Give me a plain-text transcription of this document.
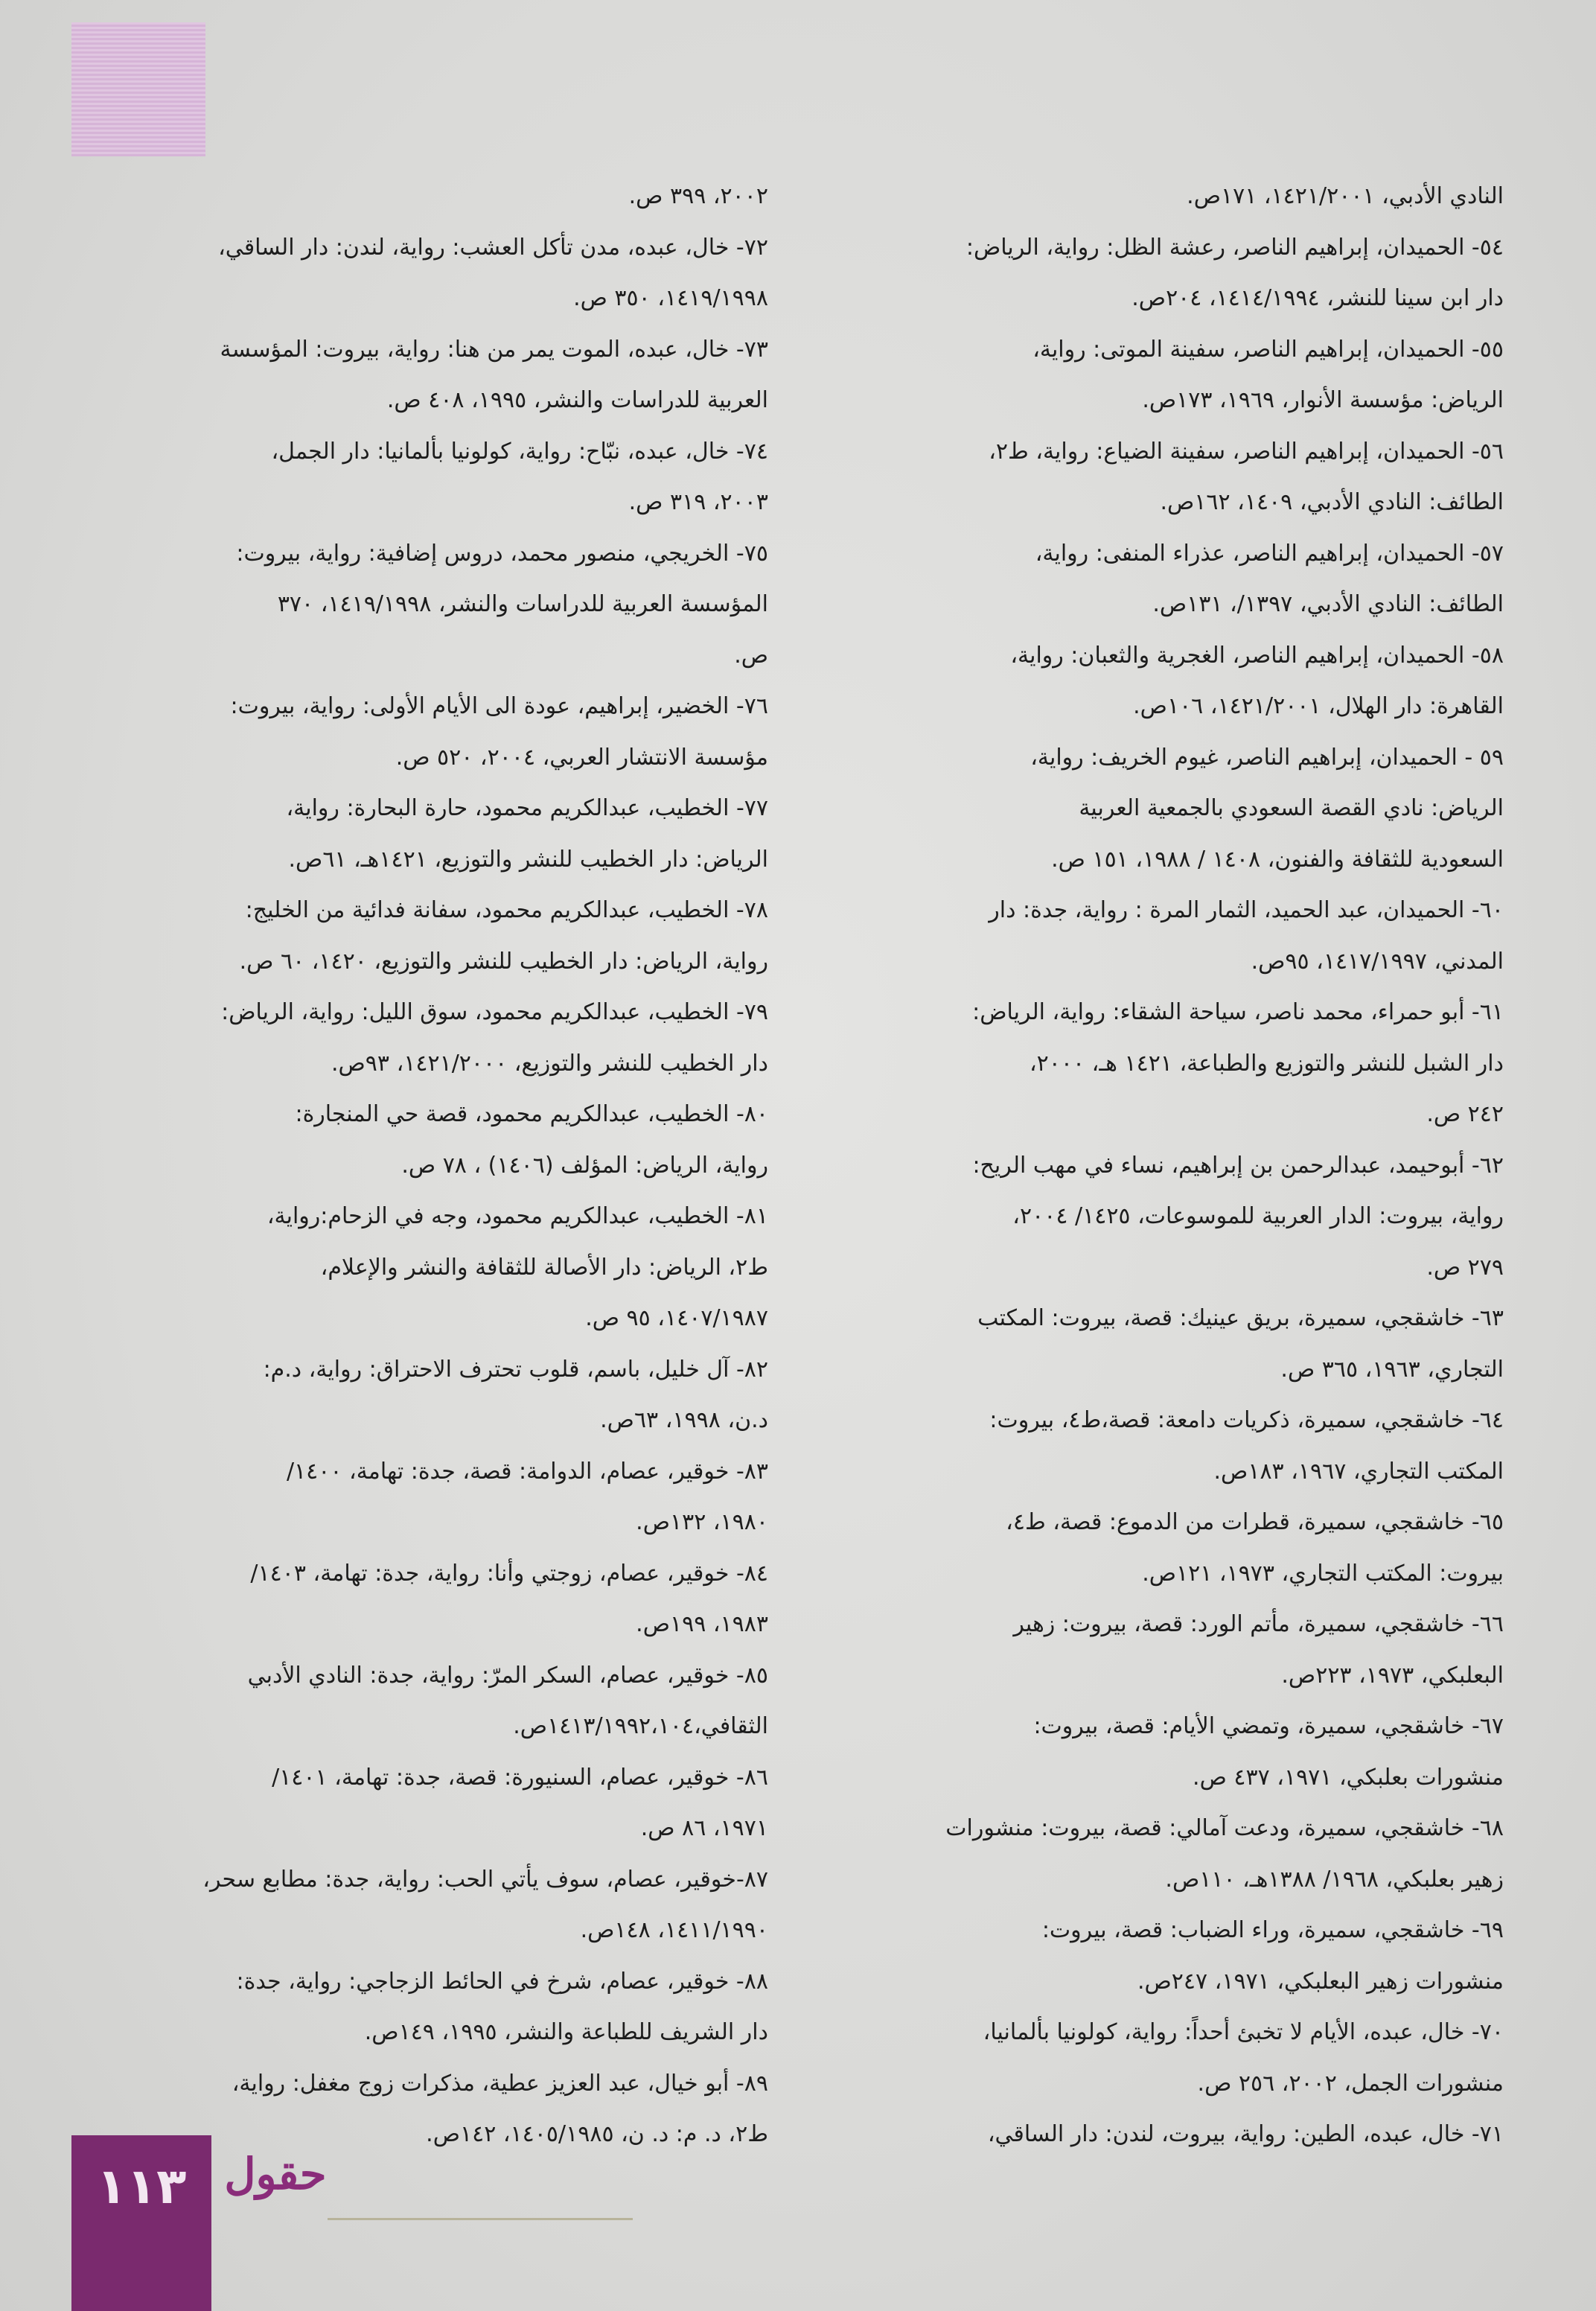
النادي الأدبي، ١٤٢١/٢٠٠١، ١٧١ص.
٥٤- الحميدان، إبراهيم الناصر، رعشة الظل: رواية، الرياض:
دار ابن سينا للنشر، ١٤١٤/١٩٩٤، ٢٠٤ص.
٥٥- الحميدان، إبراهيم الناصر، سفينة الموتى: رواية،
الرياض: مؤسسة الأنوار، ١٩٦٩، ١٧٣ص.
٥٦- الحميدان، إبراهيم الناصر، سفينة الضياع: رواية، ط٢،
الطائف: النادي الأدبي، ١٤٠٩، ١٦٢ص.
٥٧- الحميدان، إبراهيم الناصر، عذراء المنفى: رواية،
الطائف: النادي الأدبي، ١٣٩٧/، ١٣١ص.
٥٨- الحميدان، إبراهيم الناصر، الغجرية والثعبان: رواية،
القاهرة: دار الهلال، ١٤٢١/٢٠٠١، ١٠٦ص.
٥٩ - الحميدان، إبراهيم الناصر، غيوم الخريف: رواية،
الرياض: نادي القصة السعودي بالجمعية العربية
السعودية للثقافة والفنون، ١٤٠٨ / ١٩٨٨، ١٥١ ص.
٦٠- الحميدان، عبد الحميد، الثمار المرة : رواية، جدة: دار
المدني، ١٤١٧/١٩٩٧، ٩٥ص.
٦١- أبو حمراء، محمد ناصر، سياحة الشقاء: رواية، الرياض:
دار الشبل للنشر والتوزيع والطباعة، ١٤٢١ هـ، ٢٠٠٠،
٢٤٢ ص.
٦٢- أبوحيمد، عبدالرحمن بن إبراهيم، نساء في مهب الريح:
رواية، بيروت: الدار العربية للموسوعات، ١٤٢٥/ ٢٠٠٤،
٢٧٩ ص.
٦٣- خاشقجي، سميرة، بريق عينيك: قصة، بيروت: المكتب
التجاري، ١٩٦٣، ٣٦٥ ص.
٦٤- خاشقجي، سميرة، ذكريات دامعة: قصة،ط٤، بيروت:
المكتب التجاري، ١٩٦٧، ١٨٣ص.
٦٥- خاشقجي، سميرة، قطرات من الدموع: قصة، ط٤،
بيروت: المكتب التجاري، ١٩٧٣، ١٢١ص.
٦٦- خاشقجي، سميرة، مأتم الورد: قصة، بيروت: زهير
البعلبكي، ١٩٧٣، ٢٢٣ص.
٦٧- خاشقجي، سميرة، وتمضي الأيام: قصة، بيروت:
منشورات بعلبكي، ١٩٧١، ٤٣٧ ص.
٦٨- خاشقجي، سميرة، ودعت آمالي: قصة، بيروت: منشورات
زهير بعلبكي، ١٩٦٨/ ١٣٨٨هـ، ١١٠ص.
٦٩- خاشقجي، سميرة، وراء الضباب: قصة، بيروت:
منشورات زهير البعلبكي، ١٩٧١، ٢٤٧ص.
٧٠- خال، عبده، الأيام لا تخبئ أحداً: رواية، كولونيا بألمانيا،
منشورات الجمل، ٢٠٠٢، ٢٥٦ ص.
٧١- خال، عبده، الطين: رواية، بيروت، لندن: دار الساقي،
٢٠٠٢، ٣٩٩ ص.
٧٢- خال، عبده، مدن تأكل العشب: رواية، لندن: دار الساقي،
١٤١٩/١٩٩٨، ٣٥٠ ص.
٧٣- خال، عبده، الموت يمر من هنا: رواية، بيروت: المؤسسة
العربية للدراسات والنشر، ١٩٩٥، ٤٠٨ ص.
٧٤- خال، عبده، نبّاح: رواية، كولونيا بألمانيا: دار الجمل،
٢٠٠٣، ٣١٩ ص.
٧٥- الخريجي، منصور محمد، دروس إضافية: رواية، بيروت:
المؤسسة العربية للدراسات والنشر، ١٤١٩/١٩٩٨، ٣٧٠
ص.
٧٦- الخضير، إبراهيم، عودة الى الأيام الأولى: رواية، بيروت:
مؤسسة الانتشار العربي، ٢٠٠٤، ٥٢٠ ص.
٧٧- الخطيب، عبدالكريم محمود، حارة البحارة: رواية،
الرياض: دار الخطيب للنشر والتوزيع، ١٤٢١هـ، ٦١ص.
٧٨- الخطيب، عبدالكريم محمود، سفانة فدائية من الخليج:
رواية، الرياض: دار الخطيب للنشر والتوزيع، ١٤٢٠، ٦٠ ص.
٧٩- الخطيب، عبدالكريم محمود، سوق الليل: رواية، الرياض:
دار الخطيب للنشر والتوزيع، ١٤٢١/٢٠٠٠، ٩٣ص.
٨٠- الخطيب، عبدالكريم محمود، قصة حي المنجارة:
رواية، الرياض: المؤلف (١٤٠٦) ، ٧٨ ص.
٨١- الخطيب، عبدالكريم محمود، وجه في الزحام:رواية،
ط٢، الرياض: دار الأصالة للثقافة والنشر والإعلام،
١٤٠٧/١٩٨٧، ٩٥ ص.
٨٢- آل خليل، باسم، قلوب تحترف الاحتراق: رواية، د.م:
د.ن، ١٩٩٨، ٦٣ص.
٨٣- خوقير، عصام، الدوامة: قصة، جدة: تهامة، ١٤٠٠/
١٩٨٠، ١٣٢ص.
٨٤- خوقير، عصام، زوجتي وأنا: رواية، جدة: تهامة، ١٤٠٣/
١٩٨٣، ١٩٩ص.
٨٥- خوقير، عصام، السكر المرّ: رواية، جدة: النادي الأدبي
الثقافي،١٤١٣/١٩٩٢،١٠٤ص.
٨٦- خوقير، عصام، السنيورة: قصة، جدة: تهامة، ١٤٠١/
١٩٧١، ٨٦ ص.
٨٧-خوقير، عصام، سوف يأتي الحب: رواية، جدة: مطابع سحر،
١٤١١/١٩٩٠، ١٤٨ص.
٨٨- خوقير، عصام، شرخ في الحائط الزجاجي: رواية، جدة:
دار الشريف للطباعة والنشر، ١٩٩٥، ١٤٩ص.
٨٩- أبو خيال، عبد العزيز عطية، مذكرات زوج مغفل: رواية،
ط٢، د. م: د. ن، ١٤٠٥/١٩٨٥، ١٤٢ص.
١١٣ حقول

◆ ◆ ◆

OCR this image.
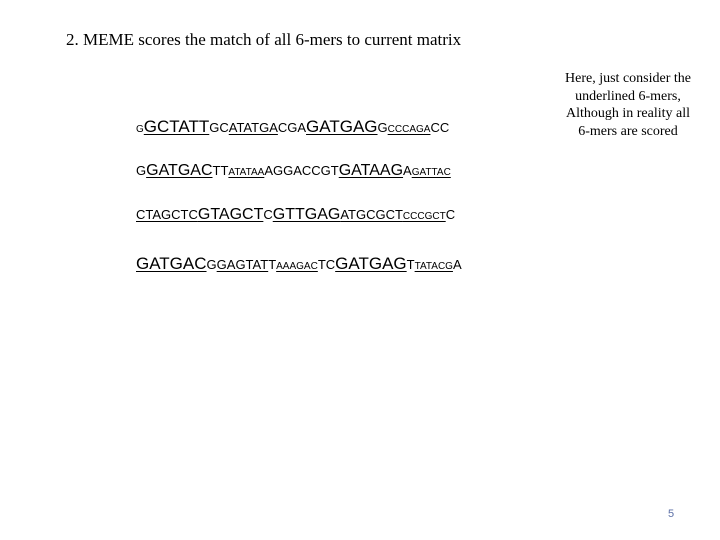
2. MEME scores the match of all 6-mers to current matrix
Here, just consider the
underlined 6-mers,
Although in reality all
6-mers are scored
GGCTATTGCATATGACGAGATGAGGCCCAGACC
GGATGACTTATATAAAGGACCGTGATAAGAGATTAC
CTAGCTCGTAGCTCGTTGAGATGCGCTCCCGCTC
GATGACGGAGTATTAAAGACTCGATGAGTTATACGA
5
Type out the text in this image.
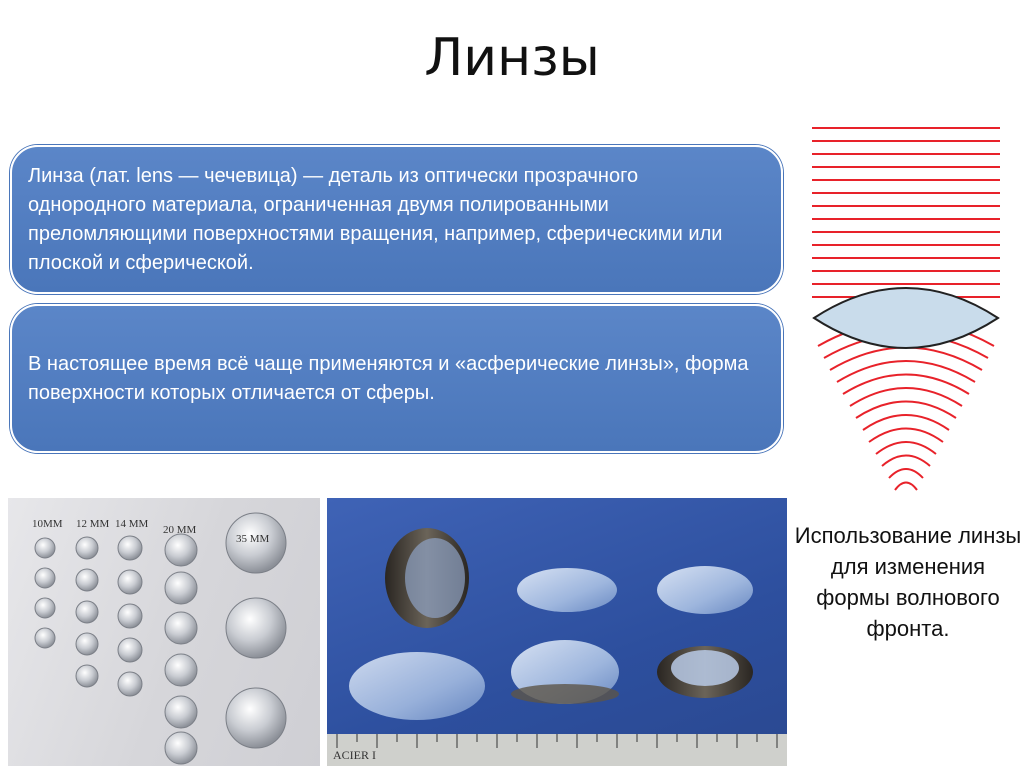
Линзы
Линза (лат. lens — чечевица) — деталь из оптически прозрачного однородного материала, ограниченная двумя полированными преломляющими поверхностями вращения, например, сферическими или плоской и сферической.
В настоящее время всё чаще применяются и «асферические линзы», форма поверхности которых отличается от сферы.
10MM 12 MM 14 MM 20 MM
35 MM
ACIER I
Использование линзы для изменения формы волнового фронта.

◆ ◆ ◆

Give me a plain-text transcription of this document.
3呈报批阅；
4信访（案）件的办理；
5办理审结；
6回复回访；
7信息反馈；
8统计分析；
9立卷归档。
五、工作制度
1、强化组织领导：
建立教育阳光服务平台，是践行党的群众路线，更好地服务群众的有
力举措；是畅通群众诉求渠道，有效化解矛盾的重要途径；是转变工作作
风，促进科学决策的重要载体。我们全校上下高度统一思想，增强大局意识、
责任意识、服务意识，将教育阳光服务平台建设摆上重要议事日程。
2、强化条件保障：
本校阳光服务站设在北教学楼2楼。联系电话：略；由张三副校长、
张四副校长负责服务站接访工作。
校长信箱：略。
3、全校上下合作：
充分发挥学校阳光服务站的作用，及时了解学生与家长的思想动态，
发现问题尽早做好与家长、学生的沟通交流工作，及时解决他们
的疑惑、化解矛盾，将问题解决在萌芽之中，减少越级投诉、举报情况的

◆ ◆ ◆

■ **Task statement**
Identify every line where the string "this" appears.

■ **Task response**
Give me a plain-text transcription of this document.
OCR this image.
Type out the text in this image.
Give me a plain-text transcription of this document.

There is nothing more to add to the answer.